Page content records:
----------------------------------------
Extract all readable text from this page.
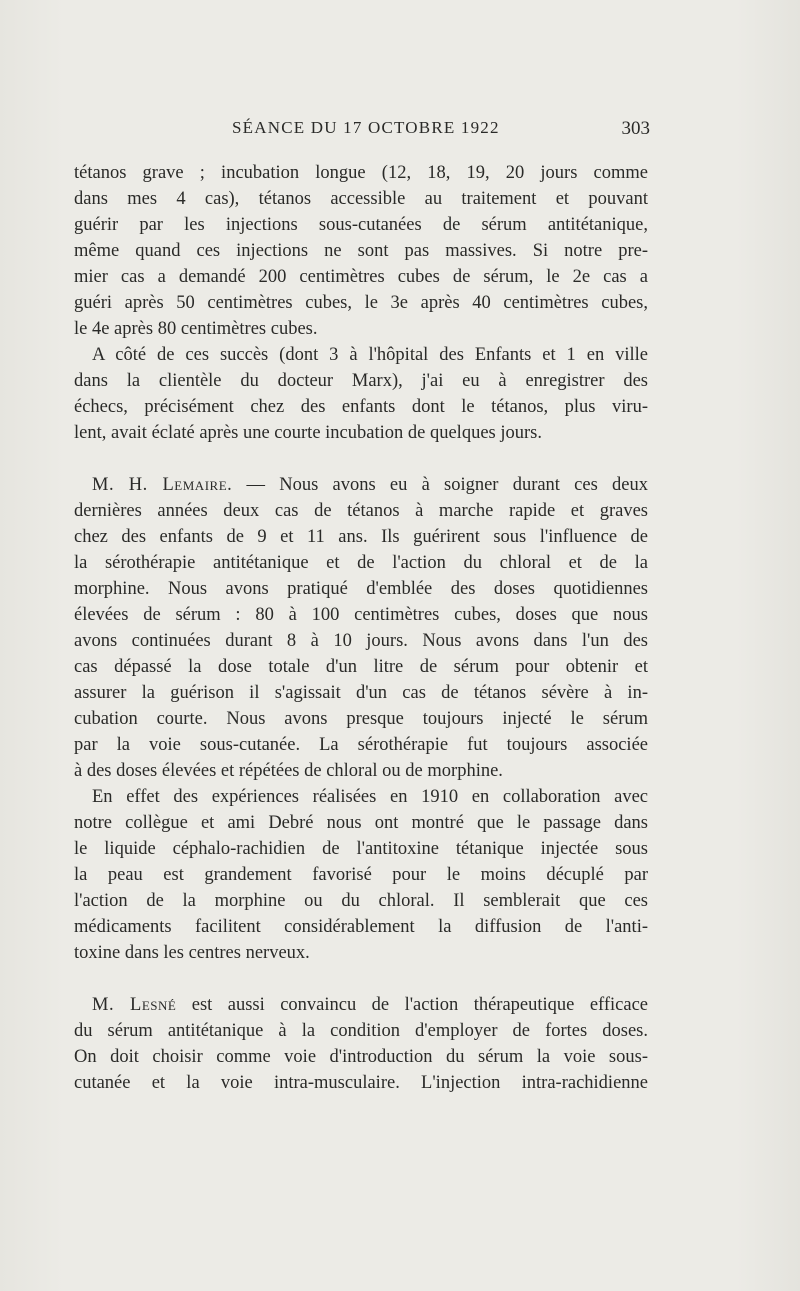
SÉANCE DU 17 OCTOBRE 1922	303
tétanos grave ; incubation longue (12, 18, 19, 20 jours comme
dans mes 4 cas), tétanos accessible au traitement et pouvant
guérir par les injections sous-cutanées de sérum antitétanique,
même quand ces injections ne sont pas massives. Si notre pre-
mier cas a demandé 200 centimètres cubes de sérum, le 2e cas a
guéri après 50 centimètres cubes, le 3e après 40 centimètres cubes,
le 4e après 80 centimètres cubes.
A côté de ces succès (dont 3 à l'hôpital des Enfants et 1 en ville
dans la clientèle du docteur Marx), j'ai eu à enregistrer des
échecs, précisément chez des enfants dont le tétanos, plus viru-
lent, avait éclaté après une courte incubation de quelques jours.
M. H. Lemaire. — Nous avons eu à soigner durant ces deux
dernières années deux cas de tétanos à marche rapide et graves
chez des enfants de 9 et 11 ans. Ils guérirent sous l'influence de
la sérothérapie antitétanique et de l'action du chloral et de la
morphine. Nous avons pratiqué d'emblée des doses quotidiennes
élevées de sérum : 80 à 100 centimètres cubes, doses que nous
avons continuées durant 8 à 10 jours. Nous avons dans l'un des
cas dépassé la dose totale d'un litre de sérum pour obtenir et
assurer la guérison il s'agissait d'un cas de tétanos sévère à in-
cubation courte. Nous avons presque toujours injecté le sérum
par la voie sous-cutanée. La sérothérapie fut toujours associée
à des doses élevées et répétées de chloral ou de morphine.
En effet des expériences réalisées en 1910 en collaboration avec
notre collègue et ami Debré nous ont montré que le passage dans
le liquide céphalo-rachidien de l'antitoxine tétanique injectée sous
la peau est grandement favorisé pour le moins décuplé par
l'action de la morphine ou du chloral. Il semblerait que ces
médicaments facilitent considérablement la diffusion de l'anti-
toxine dans les centres nerveux.
M. Lesné est aussi convaincu de l'action thérapeutique efficace
du sérum antitétanique à la condition d'employer de fortes doses.
On doit choisir comme voie d'introduction du sérum la voie sous-
cutanée et la voie intra-musculaire. L'injection intra-rachidienne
----------------------------------------
Figure out how many lines of the data above include "durant", then give the number and nothing more.

### Reply
2